▸ **Requirement**
Locate each line holding the string "almonds" and copy it.

▸ **Record excerpts**
** START **

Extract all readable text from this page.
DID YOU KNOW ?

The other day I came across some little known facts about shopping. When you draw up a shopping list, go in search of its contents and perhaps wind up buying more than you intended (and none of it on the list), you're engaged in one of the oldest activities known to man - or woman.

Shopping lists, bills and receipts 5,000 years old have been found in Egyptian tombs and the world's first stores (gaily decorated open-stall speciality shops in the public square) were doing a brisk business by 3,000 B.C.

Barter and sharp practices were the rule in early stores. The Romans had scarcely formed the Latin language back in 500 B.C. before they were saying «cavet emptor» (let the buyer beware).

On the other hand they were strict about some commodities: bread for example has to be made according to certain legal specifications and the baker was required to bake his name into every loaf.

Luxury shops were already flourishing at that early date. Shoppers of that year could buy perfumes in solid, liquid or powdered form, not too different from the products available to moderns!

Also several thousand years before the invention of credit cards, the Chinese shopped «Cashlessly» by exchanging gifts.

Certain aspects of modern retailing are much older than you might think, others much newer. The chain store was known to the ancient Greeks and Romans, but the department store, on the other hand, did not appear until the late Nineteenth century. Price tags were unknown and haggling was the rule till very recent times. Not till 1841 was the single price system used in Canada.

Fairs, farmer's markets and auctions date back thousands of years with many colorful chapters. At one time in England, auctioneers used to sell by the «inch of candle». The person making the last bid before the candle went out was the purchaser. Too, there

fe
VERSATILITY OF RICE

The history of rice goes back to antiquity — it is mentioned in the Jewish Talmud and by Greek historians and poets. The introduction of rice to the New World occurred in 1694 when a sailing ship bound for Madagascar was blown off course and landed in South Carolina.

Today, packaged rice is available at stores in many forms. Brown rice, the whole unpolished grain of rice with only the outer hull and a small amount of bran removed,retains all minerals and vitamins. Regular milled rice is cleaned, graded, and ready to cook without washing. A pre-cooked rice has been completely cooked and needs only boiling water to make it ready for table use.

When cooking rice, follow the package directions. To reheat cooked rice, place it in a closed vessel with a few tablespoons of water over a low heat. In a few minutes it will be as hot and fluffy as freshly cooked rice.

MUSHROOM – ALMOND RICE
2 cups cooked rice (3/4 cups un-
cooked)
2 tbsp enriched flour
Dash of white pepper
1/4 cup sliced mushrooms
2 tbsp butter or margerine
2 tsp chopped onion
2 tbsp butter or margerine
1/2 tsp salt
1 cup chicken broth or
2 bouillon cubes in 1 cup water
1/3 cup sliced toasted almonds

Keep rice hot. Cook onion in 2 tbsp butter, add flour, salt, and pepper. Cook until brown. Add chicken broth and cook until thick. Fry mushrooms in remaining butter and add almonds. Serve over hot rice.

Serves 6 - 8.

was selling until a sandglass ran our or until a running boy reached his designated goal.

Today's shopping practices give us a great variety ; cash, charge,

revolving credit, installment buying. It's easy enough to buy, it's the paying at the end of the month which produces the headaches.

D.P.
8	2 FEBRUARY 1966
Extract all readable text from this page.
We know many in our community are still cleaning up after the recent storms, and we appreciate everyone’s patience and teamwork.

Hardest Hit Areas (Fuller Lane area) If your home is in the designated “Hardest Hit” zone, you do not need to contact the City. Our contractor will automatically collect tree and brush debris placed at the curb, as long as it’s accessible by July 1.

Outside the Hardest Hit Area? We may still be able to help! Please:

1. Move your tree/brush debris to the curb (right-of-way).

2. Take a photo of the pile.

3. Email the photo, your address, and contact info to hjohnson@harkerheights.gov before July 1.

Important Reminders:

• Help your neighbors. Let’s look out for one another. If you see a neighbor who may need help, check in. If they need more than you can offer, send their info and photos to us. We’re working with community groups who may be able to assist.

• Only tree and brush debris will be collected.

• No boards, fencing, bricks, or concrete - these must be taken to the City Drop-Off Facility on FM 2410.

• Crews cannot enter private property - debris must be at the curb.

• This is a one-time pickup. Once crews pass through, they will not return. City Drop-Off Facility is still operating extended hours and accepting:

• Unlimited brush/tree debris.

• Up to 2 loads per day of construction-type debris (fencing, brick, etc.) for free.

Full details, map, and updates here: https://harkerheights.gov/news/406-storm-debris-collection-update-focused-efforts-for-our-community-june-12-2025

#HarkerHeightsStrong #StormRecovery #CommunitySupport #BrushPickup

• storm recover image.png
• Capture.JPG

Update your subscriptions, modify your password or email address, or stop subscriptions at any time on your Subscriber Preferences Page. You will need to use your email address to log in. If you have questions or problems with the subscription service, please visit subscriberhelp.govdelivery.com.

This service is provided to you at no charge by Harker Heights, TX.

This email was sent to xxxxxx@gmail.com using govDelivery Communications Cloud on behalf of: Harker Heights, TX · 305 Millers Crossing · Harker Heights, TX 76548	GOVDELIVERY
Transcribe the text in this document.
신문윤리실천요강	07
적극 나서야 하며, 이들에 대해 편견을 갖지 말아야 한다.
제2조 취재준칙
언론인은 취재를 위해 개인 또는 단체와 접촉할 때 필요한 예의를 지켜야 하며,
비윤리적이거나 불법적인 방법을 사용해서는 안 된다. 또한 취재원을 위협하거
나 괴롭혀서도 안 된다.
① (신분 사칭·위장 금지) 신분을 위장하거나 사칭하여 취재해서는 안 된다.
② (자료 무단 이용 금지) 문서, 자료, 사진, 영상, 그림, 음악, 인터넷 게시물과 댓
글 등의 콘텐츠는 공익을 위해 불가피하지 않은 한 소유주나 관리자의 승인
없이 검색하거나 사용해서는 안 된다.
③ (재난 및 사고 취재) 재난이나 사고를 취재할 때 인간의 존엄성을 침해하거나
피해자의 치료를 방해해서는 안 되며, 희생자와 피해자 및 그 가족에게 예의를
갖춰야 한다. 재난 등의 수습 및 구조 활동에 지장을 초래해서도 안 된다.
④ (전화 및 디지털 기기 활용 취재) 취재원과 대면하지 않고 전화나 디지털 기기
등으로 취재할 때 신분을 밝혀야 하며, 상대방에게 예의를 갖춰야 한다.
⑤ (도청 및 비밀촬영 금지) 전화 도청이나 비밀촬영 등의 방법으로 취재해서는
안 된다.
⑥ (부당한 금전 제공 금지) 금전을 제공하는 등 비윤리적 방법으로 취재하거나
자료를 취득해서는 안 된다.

** END **

▸ **Exercise response**
1/3 cup sliced toasted almonds
Keep rice hot. Cook onion in 2 tbsp butter, add flour, salt, and pepper. Cook until brown. Add chicken broth and cook until thick. Fry mushrooms in remaining butter and add almonds. Serve over hot rice.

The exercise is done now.